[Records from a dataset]
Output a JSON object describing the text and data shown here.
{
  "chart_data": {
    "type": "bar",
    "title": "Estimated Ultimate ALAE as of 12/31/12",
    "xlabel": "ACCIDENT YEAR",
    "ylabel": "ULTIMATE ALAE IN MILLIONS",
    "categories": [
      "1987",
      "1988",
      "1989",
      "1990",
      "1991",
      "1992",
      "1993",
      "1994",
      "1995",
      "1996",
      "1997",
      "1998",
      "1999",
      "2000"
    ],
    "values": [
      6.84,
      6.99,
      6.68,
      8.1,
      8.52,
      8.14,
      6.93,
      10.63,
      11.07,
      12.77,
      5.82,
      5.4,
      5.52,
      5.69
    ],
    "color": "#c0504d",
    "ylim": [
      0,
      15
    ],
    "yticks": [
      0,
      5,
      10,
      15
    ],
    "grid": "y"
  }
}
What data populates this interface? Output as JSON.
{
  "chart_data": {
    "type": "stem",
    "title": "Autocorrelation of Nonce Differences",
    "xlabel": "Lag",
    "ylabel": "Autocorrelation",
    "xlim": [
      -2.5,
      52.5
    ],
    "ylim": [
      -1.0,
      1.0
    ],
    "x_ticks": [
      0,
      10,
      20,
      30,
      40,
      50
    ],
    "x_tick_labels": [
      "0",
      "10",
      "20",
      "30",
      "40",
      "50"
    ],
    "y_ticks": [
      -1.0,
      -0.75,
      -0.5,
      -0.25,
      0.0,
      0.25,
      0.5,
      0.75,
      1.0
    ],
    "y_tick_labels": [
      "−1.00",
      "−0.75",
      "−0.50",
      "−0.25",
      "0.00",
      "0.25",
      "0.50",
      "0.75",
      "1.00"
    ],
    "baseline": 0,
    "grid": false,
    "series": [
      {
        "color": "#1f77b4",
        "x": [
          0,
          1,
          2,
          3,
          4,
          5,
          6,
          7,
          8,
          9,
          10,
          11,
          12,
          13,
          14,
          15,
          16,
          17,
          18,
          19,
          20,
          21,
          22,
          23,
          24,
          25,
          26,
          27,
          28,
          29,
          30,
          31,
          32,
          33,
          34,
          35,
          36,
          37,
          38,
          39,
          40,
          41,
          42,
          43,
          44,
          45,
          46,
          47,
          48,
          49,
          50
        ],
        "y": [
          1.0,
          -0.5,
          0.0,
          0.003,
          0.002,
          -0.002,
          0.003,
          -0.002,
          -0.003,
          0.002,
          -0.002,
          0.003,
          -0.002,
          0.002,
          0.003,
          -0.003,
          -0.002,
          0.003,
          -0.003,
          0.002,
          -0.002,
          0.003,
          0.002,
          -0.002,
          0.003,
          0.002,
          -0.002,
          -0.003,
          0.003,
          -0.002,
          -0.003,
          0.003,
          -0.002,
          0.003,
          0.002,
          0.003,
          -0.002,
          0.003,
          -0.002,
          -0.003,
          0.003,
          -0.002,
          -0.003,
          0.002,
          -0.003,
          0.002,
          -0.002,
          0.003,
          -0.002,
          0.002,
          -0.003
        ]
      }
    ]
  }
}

:: EXERCISE TASK ::
In the entries above, identify each line that includes the string "ALAE", then copy it.

:: TASK RESULT ::
    "title": "Estimated Ultimate ALAE as of 12/31/12",
    "ylabel": "ULTIMATE ALAE IN MILLIONS",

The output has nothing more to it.